### [Set problem]
Collect every line that includes the string "should".

================================

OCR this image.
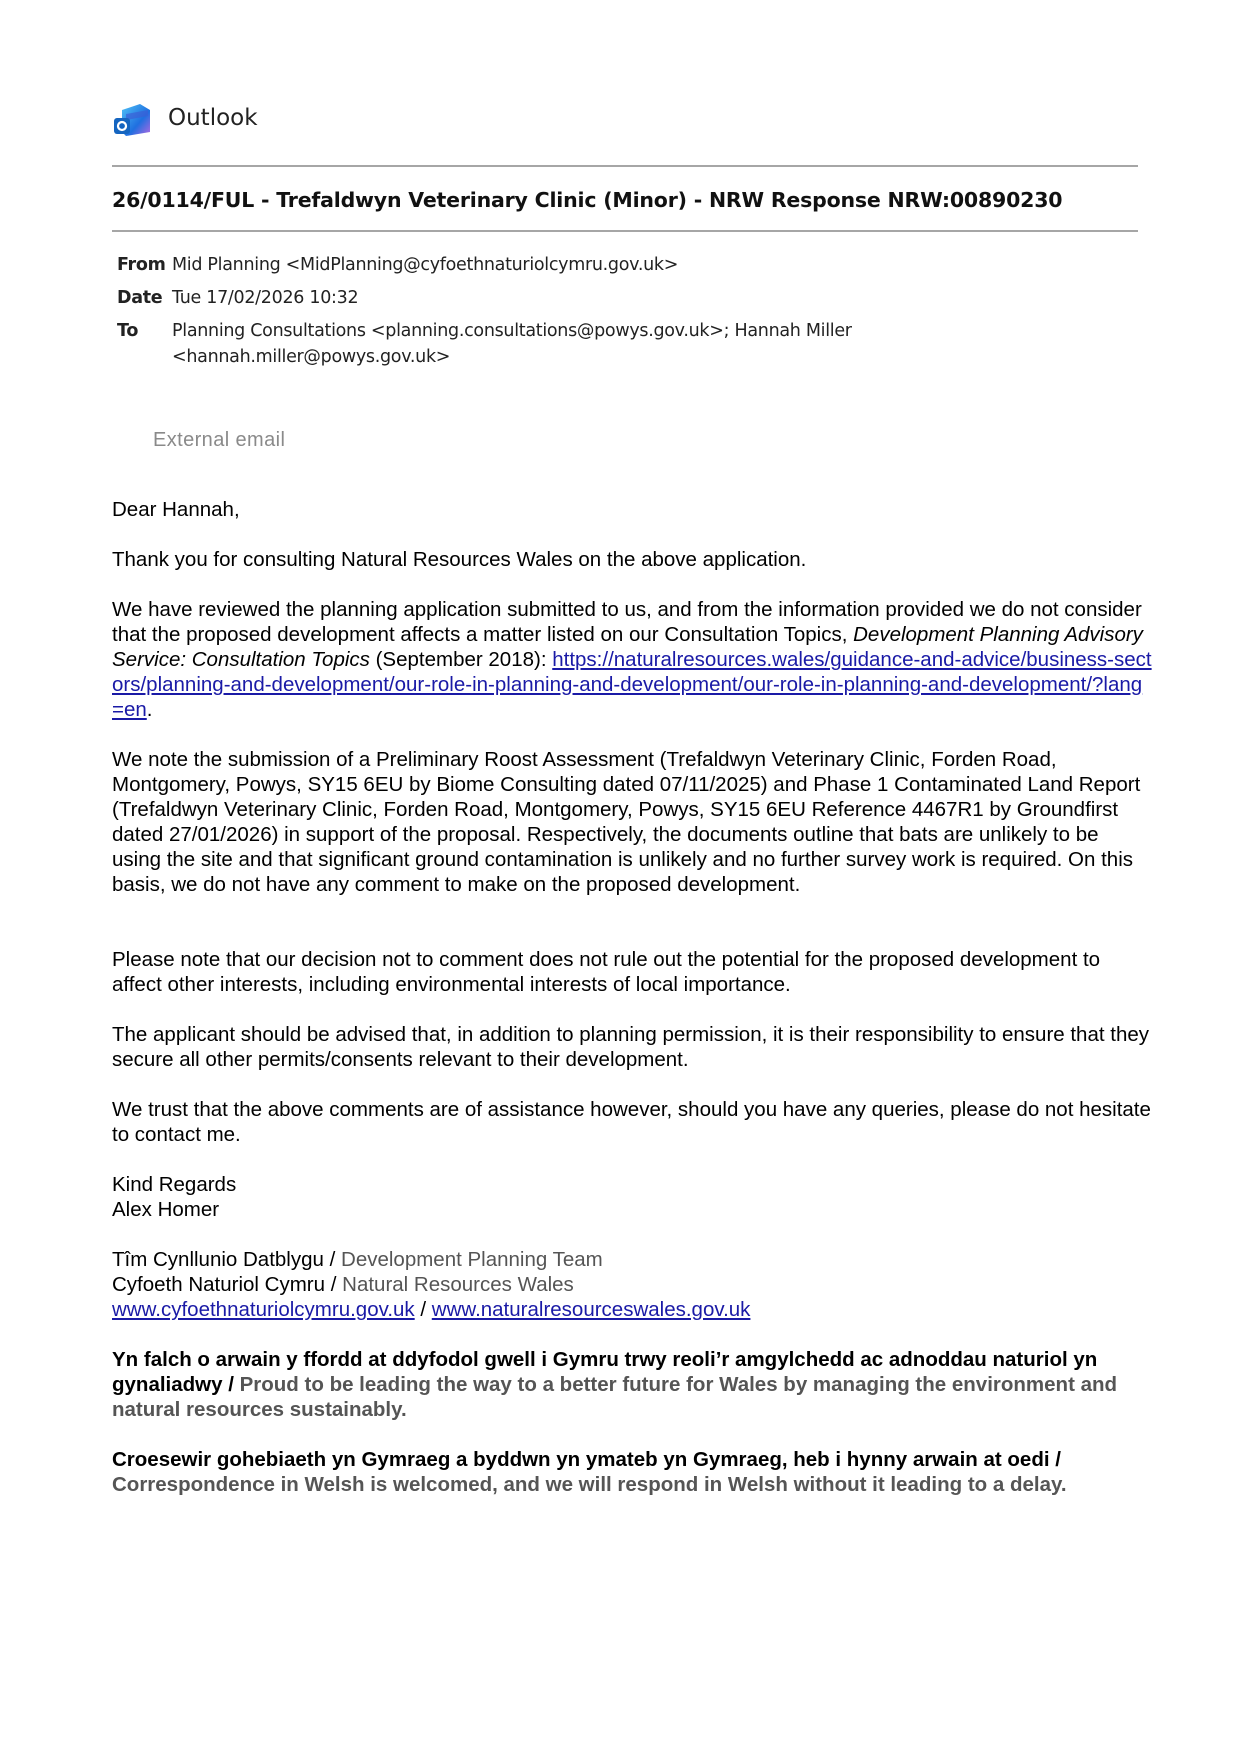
Outlook
26/0114/FUL - Trefaldwyn Veterinary Clinic (Minor) - NRW Response NRW:00890230
From Mid Planning <MidPlanning@cyfoethnaturiolcymru.gov.uk>
Date Tue 17/02/2026 10:32
To Planning Consultations <planning.consultations@powys.gov.uk>; Hannah Miller
<hannah.miller@powys.gov.uk>
External email
Dear Hannah,
Thank you for consulting Natural Resources Wales on the above application.
We have reviewed the planning application submitted to us, and from the information provided we do not consider that the proposed development affects a matter listed on our Consultation Topics, Development Planning Advisory Service: Consultation Topics (September 2018): https://naturalresources.wales/guidance-and-advice/business-sectors/planning-and-development/our-role-in-planning-and-development/our-role-in-planning-and-development/?lang=en.
We note the submission of a Preliminary Roost Assessment (Trefaldwyn Veterinary Clinic, Forden Road, Montgomery, Powys, SY15 6EU by Biome Consulting dated 07/11/2025) and Phase 1 Contaminated Land Report (Trefaldwyn Veterinary Clinic, Forden Road, Montgomery, Powys, SY15 6EU Reference 4467R1 by Groundfirst dated 27/01/2026) in support of the proposal. Respectively, the documents outline that bats are unlikely to be using the site and that significant ground contamination is unlikely and no further survey work is required. On this basis, we do not have any comment to make on the proposed development.
Please note that our decision not to comment does not rule out the potential for the proposed development to affect other interests, including environmental interests of local importance.
The applicant should be advised that, in addition to planning permission, it is their responsibility to ensure that they secure all other permits/consents relevant to their development.
We trust that the above comments are of assistance however, should you have any queries, please do not hesitate to contact me.
Kind Regards
Alex Homer
Tîm Cynllunio Datblygu / Development Planning Team
Cyfoeth Naturiol Cymru / Natural Resources Wales
www.cyfoethnaturiolcymru.gov.uk / www.naturalresourceswales.gov.uk
Yn falch o arwain y ffordd at ddyfodol gwell i Gymru trwy reoli’r amgylchedd ac adnoddau naturiol yn gynaliadwy / Proud to be leading the way to a better future for Wales by managing the environment and natural resources sustainably.
Croesewir gohebiaeth yn Gymraeg a byddwn yn ymateb yn Gymraeg, heb i hynny arwain at oedi / Correspondence in Welsh is welcomed, and we will respond in Welsh without it leading to a delay.
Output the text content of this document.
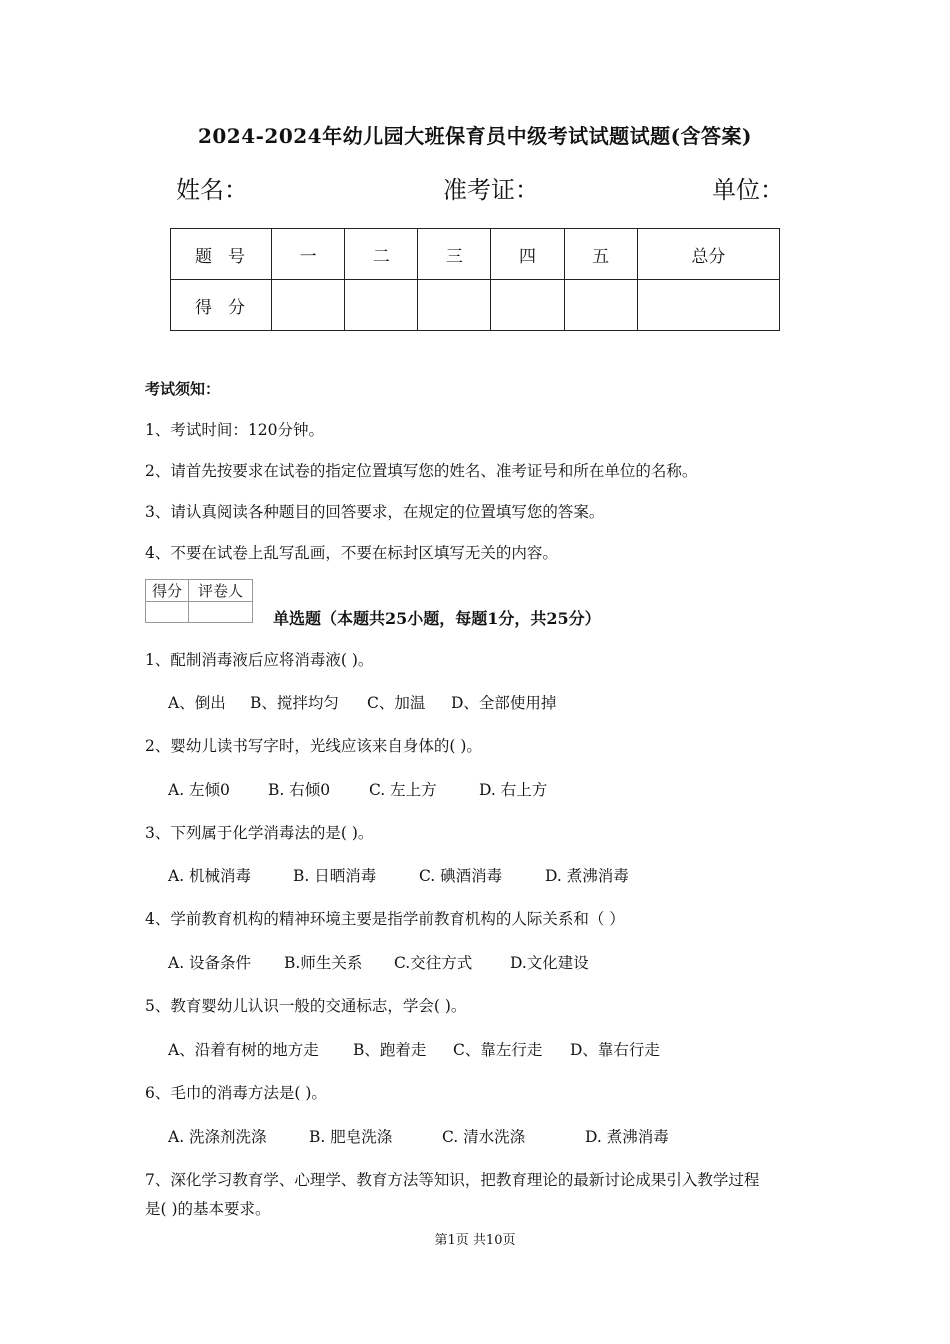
2024-2024年幼儿园大班保育员中级考试试题试题(含答案)
姓名：	准考证：	单位：
题号	一	二	三	四	五	总分
得分						
考试须知：
1、考试时间：120分钟。
2、请首先按要求在试卷的指定位置填写您的姓名、准考证号和所在单位的名称。
3、请认真阅读各种题目的回答要求，在规定的位置填写您的答案。
4、不要在试卷上乱写乱画，不要在标封区填写无关的内容。
得分	评卷人

单选题（本题共25小题，每题1分，共25分）
1、配制消毒液后应将消毒液( )。
A、倒出 B、搅拌均匀 C、加温 D、全部使用掉
2、婴幼儿读书写字时，光线应该来自身体的( )。
A. 左倾0 B. 右倾0	C. 左上方	D. 右上方
3、下列属于化学消毒法的是( )。
A. 机械消毒	B. 日晒消毒	C. 碘酒消毒	D. 煮沸消毒
4、学前教育机构的精神环境主要是指学前教育机构的人际关系和（ ）
A. 设备条件 B.师生关系 C.交往方式 D.文化建设
5、教育婴幼儿认识一般的交通标志，学会( )。
A、沿着有树的地方走 B、跑着走 C、靠左行走 D、靠右行走
6、毛巾的消毒方法是( )。
A. 洗涤剂洗涤	B. 肥皂洗涤	C. 清水洗涤	D. 煮沸消毒
7、深化学习教育学、心理学、教育方法等知识，把教育理论的最新讨论成果引入教学过程
是( )的基本要求。
第1页 共10页
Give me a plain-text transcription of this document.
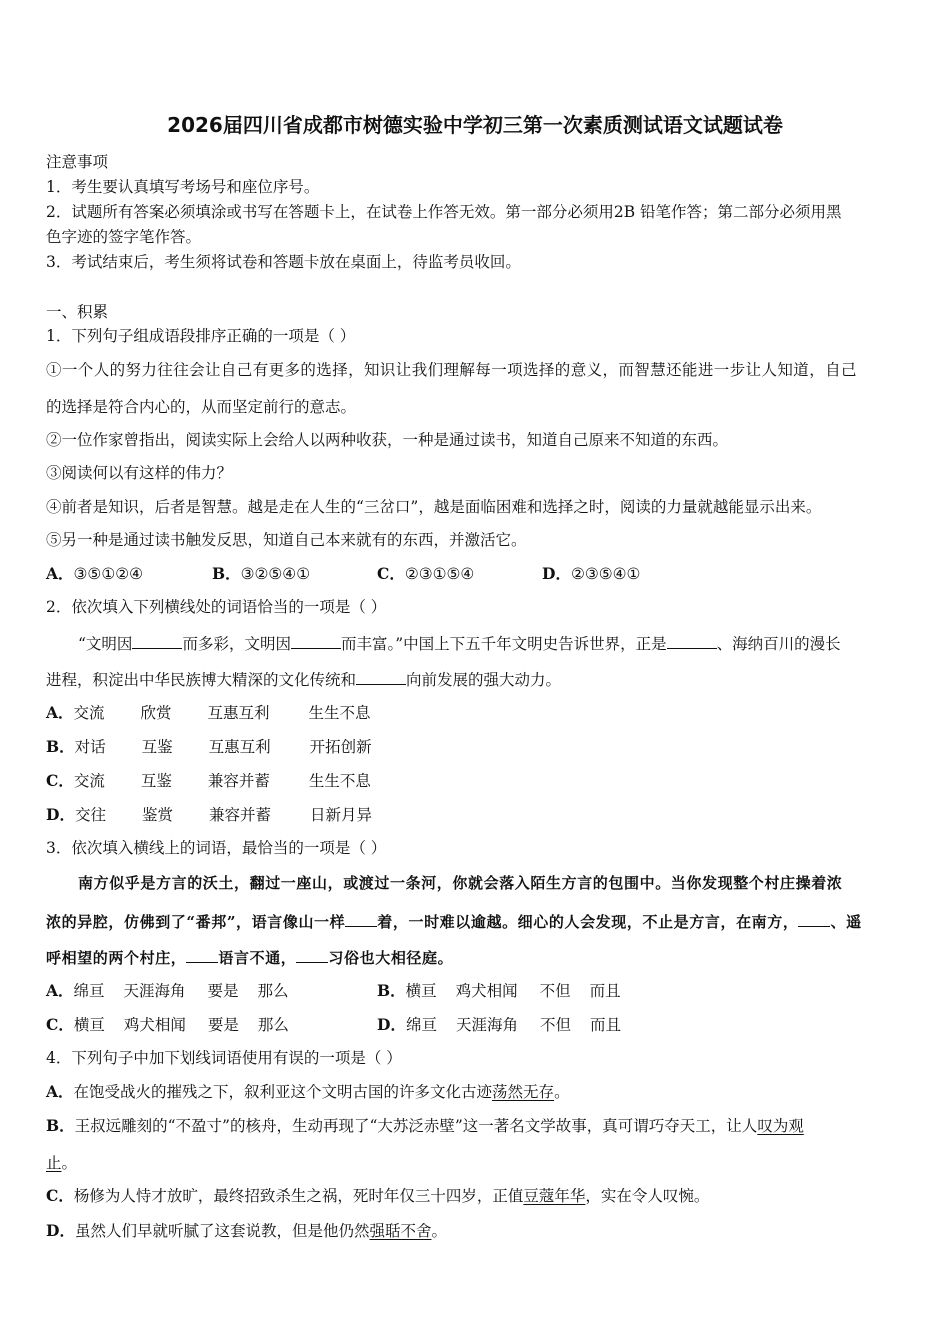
2026届四川省成都市树德实验中学初三第一次素质测试语文试题试卷
注意事项
1．考生要认真填写考场号和座位序号。
2．试题所有答案必须填涂或书写在答题卡上，在试卷上作答无效。第一部分必须用2B 铅笔作答；第二部分必须用黑
色字迹的签字笔作答。
3．考试结束后，考生须将试卷和答题卡放在桌面上，待监考员收回。
一、积累
1．下列句子组成语段排序正确的一项是（ ）
①一个人的努力往往会让自己有更多的选择，知识让我们理解每一项选择的意义，而智慧还能进一步让人知道，自己
的选择是符合内心的，从而坚定前行的意志。
②一位作家曾指出，阅读实际上会给人以两种收获，一种是通过读书，知道自己原来不知道的东西。
③阅读何以有这样的伟力？
④前者是知识，后者是智慧。越是走在人生的“三岔口”，越是面临困难和选择之时，阅读的力量就越能显示出来。
⑤另一种是通过读书触发反思，知道自己本来就有的东西，并激活它。
A．③⑤①②④	B．③②⑤④①	C．②③①⑤④	D．②③⑤④①
2．依次填入下列横线处的词语恰当的一项是（ ）
“文明因	而多彩，文明因	而丰富。”中国上下五千年文明史告诉世界，正是	、海纳百川的漫长
进程，积淀出中华民族博大精深的文化传统和	向前发展的强大动力。
A．交流 欣赏 互惠互利	生生不息
B．对话 互鉴 互惠互利	开拓创新
C．交流 互鉴 兼容并蓄	生生不息
D．交往 鉴赏 兼容并蓄	日新月异
3．依次填入横线上的词语，最恰当的一项是（ ）
南方似乎是方言的沃土，翻过一座山，或渡过一条河，你就会落入陌生方言的包围中。当你发现整个村庄操着浓
浓的异腔，仿佛到了“番邦”，语言像山一样 着，一时难以逾越。细心的人会发现，不止是方言，在南方， 、遥
呼相望的两个村庄， 语言不通， 习俗也大相径庭。
A．绵亘 天涯海角 要是 那么	B．横亘 鸡犬相闻 不但 而且
C．横亘 鸡犬相闻 要是 那么	D．绵亘 天涯海角 不但 而且
4．下列句子中加下划线词语使用有误的一项是（ ）
A．在饱受战火的摧残之下，叙利亚这个文明古国的许多文化古迹荡然无存。
B．王叔远雕刻的“不盈寸”的核舟，生动再现了“大苏泛赤壁”这一著名文学故事，真可谓巧夺天工，让人叹为观
止。
C．杨修为人恃才放旷，最终招致杀生之祸，死时年仅三十四岁，正值豆蔻年华，实在令人叹惋。
D．虽然人们早就听腻了这套说教，但是他仍然强聒不舍。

================================

### [Exercise solution]
The applicant should be advised that, in addition to planning permission, it is their responsibility to ensure that they secure all other permits/consents relevant to their development.
We trust that the above comments are of assistance however, should you have any queries, please do not hesitate to contact me.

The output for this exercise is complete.